#### Instructions to follow:
Set down all of the records exactly.

Dataset entries
Start of Block

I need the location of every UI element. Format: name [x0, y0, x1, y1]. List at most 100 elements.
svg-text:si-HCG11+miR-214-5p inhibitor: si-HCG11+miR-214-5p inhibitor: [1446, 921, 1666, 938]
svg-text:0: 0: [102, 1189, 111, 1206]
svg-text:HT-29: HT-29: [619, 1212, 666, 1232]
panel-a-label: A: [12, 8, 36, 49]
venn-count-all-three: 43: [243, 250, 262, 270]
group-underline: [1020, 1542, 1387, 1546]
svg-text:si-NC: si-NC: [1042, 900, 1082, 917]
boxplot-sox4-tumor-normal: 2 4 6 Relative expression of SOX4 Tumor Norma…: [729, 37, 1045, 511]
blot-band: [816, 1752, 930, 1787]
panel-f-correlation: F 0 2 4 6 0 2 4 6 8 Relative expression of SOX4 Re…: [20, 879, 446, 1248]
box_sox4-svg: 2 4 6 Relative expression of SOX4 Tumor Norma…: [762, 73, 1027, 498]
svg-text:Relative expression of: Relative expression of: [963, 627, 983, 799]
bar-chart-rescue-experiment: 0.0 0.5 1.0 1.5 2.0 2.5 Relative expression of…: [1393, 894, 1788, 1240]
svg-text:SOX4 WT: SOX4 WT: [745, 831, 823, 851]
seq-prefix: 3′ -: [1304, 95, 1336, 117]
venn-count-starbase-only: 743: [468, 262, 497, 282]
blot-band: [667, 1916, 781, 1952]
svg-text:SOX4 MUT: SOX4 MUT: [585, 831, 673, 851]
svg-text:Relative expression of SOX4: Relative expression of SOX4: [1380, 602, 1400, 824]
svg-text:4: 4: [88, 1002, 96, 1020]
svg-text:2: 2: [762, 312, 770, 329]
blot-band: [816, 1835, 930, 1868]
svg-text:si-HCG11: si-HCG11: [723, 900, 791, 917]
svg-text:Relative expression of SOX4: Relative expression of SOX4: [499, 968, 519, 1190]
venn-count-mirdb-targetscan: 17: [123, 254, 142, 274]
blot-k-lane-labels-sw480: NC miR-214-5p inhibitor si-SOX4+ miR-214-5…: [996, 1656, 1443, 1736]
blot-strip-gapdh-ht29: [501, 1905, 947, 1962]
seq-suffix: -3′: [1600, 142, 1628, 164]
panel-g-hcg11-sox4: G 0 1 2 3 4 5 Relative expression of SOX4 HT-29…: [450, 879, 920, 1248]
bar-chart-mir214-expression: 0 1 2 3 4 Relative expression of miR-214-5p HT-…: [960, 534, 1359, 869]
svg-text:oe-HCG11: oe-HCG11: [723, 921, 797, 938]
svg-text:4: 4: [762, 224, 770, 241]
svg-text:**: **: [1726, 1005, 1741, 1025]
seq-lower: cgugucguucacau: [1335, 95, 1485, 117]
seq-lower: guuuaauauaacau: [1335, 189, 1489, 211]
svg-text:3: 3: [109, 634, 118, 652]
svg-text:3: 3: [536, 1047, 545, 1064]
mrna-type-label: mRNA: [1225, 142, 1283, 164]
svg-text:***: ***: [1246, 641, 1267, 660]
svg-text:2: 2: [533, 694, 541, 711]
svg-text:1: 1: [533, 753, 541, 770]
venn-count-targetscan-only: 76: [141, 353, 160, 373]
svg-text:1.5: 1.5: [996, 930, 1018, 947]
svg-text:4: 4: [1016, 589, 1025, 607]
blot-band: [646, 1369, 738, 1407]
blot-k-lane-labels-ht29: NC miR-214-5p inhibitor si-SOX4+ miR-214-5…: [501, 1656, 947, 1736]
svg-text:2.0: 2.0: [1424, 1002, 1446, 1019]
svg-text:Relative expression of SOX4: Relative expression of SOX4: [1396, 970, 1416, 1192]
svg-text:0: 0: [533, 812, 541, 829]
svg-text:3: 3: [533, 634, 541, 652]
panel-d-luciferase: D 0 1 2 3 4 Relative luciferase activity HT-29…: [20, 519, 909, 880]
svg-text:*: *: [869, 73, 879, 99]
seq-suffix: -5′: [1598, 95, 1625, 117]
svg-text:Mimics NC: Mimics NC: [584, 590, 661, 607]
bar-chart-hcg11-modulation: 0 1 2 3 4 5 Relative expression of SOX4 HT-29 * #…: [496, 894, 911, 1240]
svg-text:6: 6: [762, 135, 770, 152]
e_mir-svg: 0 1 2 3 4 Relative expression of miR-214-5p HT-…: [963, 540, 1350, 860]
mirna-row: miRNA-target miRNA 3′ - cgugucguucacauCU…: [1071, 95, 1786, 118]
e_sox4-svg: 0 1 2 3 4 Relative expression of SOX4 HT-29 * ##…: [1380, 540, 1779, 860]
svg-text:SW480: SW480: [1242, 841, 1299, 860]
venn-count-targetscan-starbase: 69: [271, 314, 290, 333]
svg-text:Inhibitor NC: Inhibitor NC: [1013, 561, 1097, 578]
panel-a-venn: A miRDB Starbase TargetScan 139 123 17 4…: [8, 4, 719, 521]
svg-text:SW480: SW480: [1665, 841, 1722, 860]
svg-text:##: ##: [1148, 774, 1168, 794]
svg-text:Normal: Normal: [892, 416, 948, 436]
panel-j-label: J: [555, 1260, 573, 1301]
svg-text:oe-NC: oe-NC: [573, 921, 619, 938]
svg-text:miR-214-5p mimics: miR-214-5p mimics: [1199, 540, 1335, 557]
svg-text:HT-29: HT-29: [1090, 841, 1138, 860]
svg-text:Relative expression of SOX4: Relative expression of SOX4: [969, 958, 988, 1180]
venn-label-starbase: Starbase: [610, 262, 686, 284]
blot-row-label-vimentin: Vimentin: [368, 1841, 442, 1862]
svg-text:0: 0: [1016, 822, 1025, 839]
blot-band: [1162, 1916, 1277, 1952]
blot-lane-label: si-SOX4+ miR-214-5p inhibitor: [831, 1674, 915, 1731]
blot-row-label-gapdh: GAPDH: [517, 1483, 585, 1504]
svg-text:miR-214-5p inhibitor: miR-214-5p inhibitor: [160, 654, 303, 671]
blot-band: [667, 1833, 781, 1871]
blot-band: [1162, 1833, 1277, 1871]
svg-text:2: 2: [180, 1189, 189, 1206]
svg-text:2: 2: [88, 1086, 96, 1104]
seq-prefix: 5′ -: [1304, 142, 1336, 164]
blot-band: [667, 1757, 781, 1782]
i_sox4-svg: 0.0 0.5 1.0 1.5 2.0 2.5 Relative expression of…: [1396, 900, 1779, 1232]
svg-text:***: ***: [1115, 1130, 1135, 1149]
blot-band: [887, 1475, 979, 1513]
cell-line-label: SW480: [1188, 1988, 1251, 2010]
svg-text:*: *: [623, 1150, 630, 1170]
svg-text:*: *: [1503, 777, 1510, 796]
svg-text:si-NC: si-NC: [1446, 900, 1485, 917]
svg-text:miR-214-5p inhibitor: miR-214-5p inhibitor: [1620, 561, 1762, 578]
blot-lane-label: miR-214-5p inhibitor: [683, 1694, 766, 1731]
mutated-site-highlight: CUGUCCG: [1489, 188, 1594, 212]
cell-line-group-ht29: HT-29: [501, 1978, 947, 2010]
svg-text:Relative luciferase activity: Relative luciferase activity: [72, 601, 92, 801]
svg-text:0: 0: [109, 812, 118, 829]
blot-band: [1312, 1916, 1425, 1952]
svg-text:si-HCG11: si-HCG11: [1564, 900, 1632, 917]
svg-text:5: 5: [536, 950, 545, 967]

End of Block

#### Response below:
I need the location of every UI element. Format: name [x0, y0, x1, y1]. List at most 100 elements.
svg-text:si-HCG11+miR-214-5p inhibitor: si-HCG11+miR-214-5p inhibitor: [1446, 921, 1666, 938]
svg-text:0: 0: [102, 1189, 111, 1206]
svg-text:HT-29: HT-29: [619, 1212, 666, 1232]
panel-a-label: A: [12, 8, 36, 49]
venn-count-all-three: 43: [243, 250, 262, 270]
group-underline: [1020, 1542, 1387, 1546]
svg-text:si-NC: si-NC: [1042, 900, 1082, 917]
boxplot-sox4-tumor-normal: 2 4 6 Relative expression of SOX4 Tumor Norma…: [729, 37, 1045, 511]
blot-band: [816, 1752, 930, 1787]
panel-f-correlation: F 0 2 4 6 0 2 4 6 8 Relative expression of SOX4 Re…: [20, 879, 446, 1248]
box_sox4-svg: 2 4 6 Relative expression of SOX4 Tumor Norma…: [762, 73, 1027, 498]
svg-text:Relative expression of: Relative expression of: [963, 627, 983, 799]
bar-chart-rescue-experiment: 0.0 0.5 1.0 1.5 2.0 2.5 Relative expression of…: [1393, 894, 1788, 1240]
svg-text:SOX4 WT: SOX4 WT: [745, 831, 823, 851]
seq-prefix: 3′ -: [1304, 95, 1336, 117]
venn-count-starbase-only: 743: [468, 262, 497, 282]
blot-band: [667, 1916, 781, 1952]
svg-text:SOX4 MUT: SOX4 MUT: [585, 831, 673, 851]
svg-text:Relative expression of SOX4: Relative expression of SOX4: [1380, 602, 1400, 824]
svg-text:4: 4: [88, 1002, 96, 1020]
svg-text:2: 2: [762, 312, 770, 329]
blot-band: [816, 1835, 930, 1868]
svg-text:si-HCG11: si-HCG11: [723, 900, 791, 917]
svg-text:Relative expression of SOX4: Relative expression of SOX4: [499, 968, 519, 1190]
venn-count-mirdb-targetscan: 17: [123, 254, 142, 274]
blot-k-lane-labels-sw480: NC miR-214-5p inhibitor si-SOX4+ miR-214-5…: [996, 1656, 1443, 1736]
blot-strip-gapdh-ht29: [501, 1905, 947, 1962]
seq-suffix: -3′: [1600, 142, 1628, 164]
panel-g-hcg11-sox4: G 0 1 2 3 4 5 Relative expression of SOX4 HT-29…: [450, 879, 920, 1248]
bar-chart-mir214-expression: 0 1 2 3 4 Relative expression of miR-214-5p HT-…: [960, 534, 1359, 869]
svg-text:oe-HCG11: oe-HCG11: [723, 921, 797, 938]
svg-text:4: 4: [762, 224, 770, 241]
svg-text:**: **: [1726, 1005, 1741, 1025]
seq-lower: cgugucguucacau: [1335, 95, 1485, 117]
seq-lower: guuuaauauaacau: [1335, 189, 1489, 211]
svg-text:3: 3: [109, 634, 118, 652]
svg-text:3: 3: [536, 1047, 545, 1064]
mrna-type-label: mRNA: [1225, 142, 1283, 164]
svg-text:***: ***: [1246, 641, 1267, 660]
svg-text:2: 2: [533, 694, 541, 711]
svg-text:1: 1: [533, 753, 541, 770]
venn-count-targetscan-only: 76: [141, 353, 160, 373]
svg-text:1.5: 1.5: [996, 930, 1018, 947]
svg-text:4: 4: [1016, 589, 1025, 607]
blot-band: [646, 1369, 738, 1407]
blot-k-lane-labels-ht29: NC miR-214-5p inhibitor si-SOX4+ miR-214-5…: [501, 1656, 947, 1736]
svg-text:2.0: 2.0: [1424, 1002, 1446, 1019]
svg-text:Relative expression of SOX4: Relative expression of SOX4: [1396, 970, 1416, 1192]
svg-text:0: 0: [533, 812, 541, 829]
svg-text:3: 3: [533, 634, 541, 652]
panel-d-luciferase: D 0 1 2 3 4 Relative luciferase activity HT-29…: [20, 519, 909, 880]
svg-text:*: *: [869, 73, 879, 99]
seq-suffix: -5′: [1598, 95, 1625, 117]
svg-text:Mimics NC: Mimics NC: [584, 590, 661, 607]
bar-chart-hcg11-modulation: 0 1 2 3 4 5 Relative expression of SOX4 HT-29 * #…: [496, 894, 911, 1240]
svg-text:6: 6: [762, 135, 770, 152]
e_mir-svg: 0 1 2 3 4 Relative expression of miR-214-5p HT-…: [963, 540, 1350, 860]
mirna-row: miRNA-target miRNA 3′ - cgugucguucacauCU…: [1071, 95, 1786, 118]
e_sox4-svg: 0 1 2 3 4 Relative expression of SOX4 HT-29 * ##…: [1380, 540, 1779, 860]
svg-text:SW480: SW480: [1242, 841, 1299, 860]
venn-count-targetscan-starbase: 69: [271, 314, 290, 333]
svg-text:Inhibitor NC: Inhibitor NC: [1013, 561, 1097, 578]
panel-a-venn: A miRDB Starbase TargetScan 139 123 17 4…: [8, 4, 719, 521]
svg-text:SW480: SW480: [1665, 841, 1722, 860]
svg-text:##: ##: [1148, 774, 1168, 794]
svg-text:Normal: Normal: [892, 416, 948, 436]
panel-j-label: J: [555, 1260, 573, 1301]
svg-text:oe-NC: oe-NC: [573, 921, 619, 938]
svg-text:miR-214-5p mimics: miR-214-5p mimics: [1199, 540, 1335, 557]
svg-text:HT-29: HT-29: [1090, 841, 1138, 860]
svg-text:Relative expression of SOX4: Relative expression of SOX4: [969, 958, 988, 1180]
venn-label-starbase: Starbase: [610, 262, 686, 284]
blot-row-label-vimentin: Vimentin: [368, 1841, 442, 1862]
svg-text:0: 0: [1016, 822, 1025, 839]
blot-band: [1162, 1916, 1277, 1952]
blot-lane-label: si-SOX4+ miR-214-5p inhibitor: [831, 1674, 915, 1731]
blot-row-label-gapdh: GAPDH: [517, 1483, 585, 1504]
svg-text:miR-214-5p inhibitor: miR-214-5p inhibitor: [160, 654, 303, 671]
blot-band: [667, 1833, 781, 1871]
blot-band: [1162, 1833, 1277, 1871]
svg-text:2: 2: [180, 1189, 189, 1206]
svg-text:2: 2: [88, 1086, 96, 1104]
seq-prefix: 5′ -: [1304, 142, 1336, 164]
blot-band: [667, 1757, 781, 1782]
i_sox4-svg: 0.0 0.5 1.0 1.5 2.0 2.5 Relative expression of…: [1396, 900, 1779, 1232]
svg-text:***: ***: [1115, 1130, 1135, 1149]
blot-band: [887, 1475, 979, 1513]
cell-line-label: SW480: [1188, 1988, 1251, 2010]
svg-text:*: *: [623, 1150, 630, 1170]
svg-text:*: *: [1503, 777, 1510, 796]
svg-text:si-NC: si-NC: [1446, 900, 1485, 917]
svg-text:miR-214-5p inhibitor: miR-214-5p inhibitor: [1620, 561, 1762, 578]
blot-lane-label: miR-214-5p inhibitor: [683, 1694, 766, 1731]
mutated-site-highlight: CUGUCCG: [1489, 188, 1594, 212]
cell-line-group-ht29: HT-29: [501, 1978, 947, 2010]
svg-text:Relative luciferase activity: Relative luciferase activity: [72, 601, 92, 801]
svg-text:0: 0: [109, 812, 118, 829]
blot-band: [1312, 1916, 1425, 1952]
svg-text:si-HCG11: si-HCG11: [1564, 900, 1632, 917]
svg-text:5: 5: [536, 950, 545, 967]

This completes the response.